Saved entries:
▬▬▬
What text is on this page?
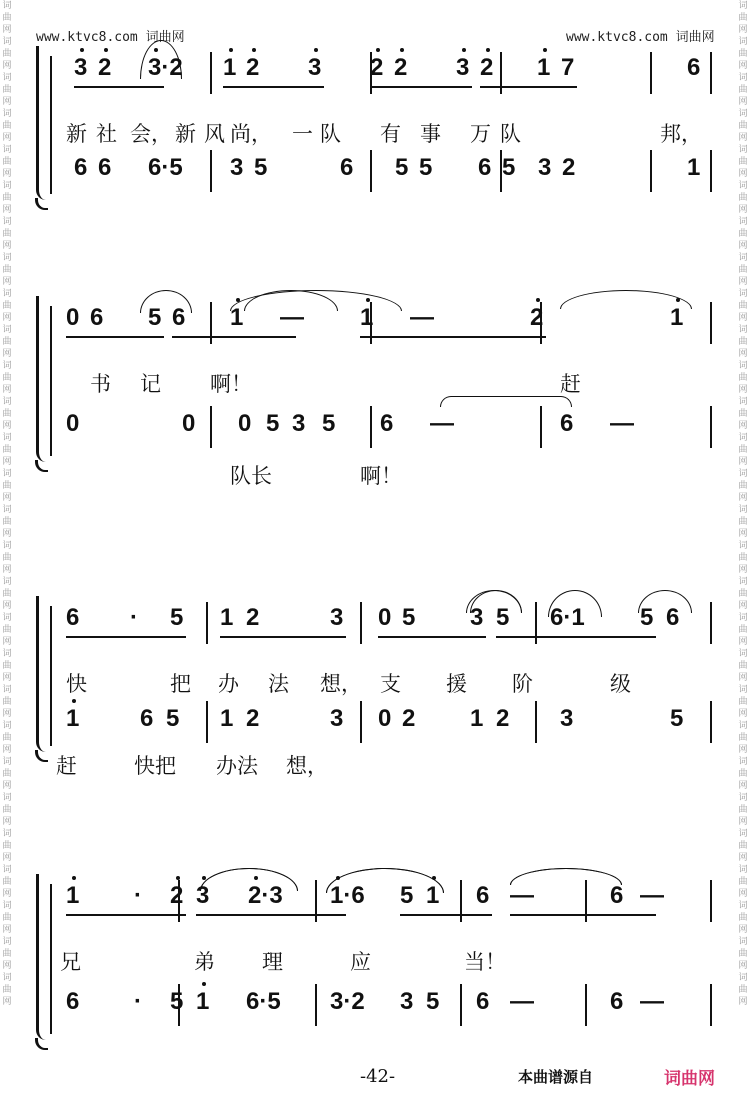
词
曲
网
词
曲
网
词
曲
网
词
曲
网
词
曲
网
词
曲
网
词
曲
网
词
曲
网
词
曲
网
词
曲
网
词
曲
网
词
曲
网
词
曲
网
词
曲
网
词
曲
网
词
曲
网
词
曲
网
词
曲
网
词
曲
网
词
曲
网
词
曲
网
词
曲
网
词
曲
网
词
曲
网
词
曲
网
词
曲
网
词
曲
网
词
曲
网
词
曲
网
词
曲
网
词
曲
网
词
曲
网
词
曲
网
词
曲
网
词
曲
网
词
曲
网
词
曲
网
词
曲
网
词
曲
网
词
曲
网
词
曲
网
词
曲
网
词
曲
网
词
曲
网
词
曲
网
词
曲
网
词
曲
网
词
曲
网
词
曲
网
词
曲
网
词
曲
网
词
曲
网
词
曲
网
词
曲
网
词
曲
网
词
曲
网
www.ktvc8.com 词曲网	www.ktvc8.com 词曲网
3 2 3·2 1 2 3 2 2 3 2 1 7	6
新 社 会， 新 风 尚， 一 队 有 事 万 队	邦，
6 6 6·5 3 5	6 5 5 6 5 3 2	1
0 6 5 6 1 — 1 —	2	1
书 记 啊！	赶
0	0 0 5 3 5 6 —	6 —
队长	啊！
6 · 5 1 2	3 0 5 3 5 6·1 5 6
快	把 办 法 想， 支 援 阶	级
1	6 5 1 2	3 0 2 1 2 3	5
赶	快把 办法 想，
1 · 2 3 2·3 1·6 5 1 6 —	6 —
兄	弟 理	应	当！
6 · 5 1 6·5 3·2 3 5 6 —	6 —
-42-	本曲谱源自	词曲网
▬▬▬
Transcribe each entry above exactly, apart from the pictures.

REPLY:
What text is on this page?
词
曲
网
词
曲
网
词
曲
网
词
曲
网
词
曲
网
词
曲
网
词
曲
网
词
曲
网
词
曲
网
词
曲
网
词
曲
网
词
曲
网
词
曲
网
词
曲
网
词
曲
网
词
曲
网
词
曲
网
词
曲
网
词
曲
网
词
曲
网
词
曲
网
词
曲
网
词
曲
网
词
曲
网
词
曲
网
词
曲
网
词
曲
网
词
曲
网
词
曲
网
词
曲
网
词
曲
网
词
曲
网
词
曲
网
词
曲
网
词
曲
网
词
曲
网
词
曲
网
词
曲
网
词
曲
网
词
曲
网
词
曲
网
词
曲
网
词
曲
网
词
曲
网
词
曲
网
词
曲
网
词
曲
网
词
曲
网
词
曲
网
词
曲
网
词
曲
网
词
曲
网
词
曲
网
词
曲
网
词
曲
网
词
曲
网
www.ktvc8.com 词曲网	www.ktvc8.com 词曲网
3 2 3·2 1 2 3 2 2 3 2 1 7	6
新 社 会， 新 风 尚， 一 队 有 事 万 队	邦，
6 6 6·5 3 5	6 5 5 6 5 3 2	1
0 6 5 6 1 — 1 —	2	1
书 记 啊！	赶
0	0 0 5 3 5 6 —	6 —
队长	啊！
6 · 5 1 2	3 0 5 3 5 6·1 5 6
快	把 办 法 想， 支 援 阶	级
1	6 5 1 2	3 0 2 1 2 3	5
赶	快把 办法 想，
1 · 2 3 2·3 1·6 5 1 6 —	6 —
兄	弟 理	应	当！
6 · 5 1 6·5 3·2 3 5 6 —	6 —
-42-	本曲谱源自	词曲网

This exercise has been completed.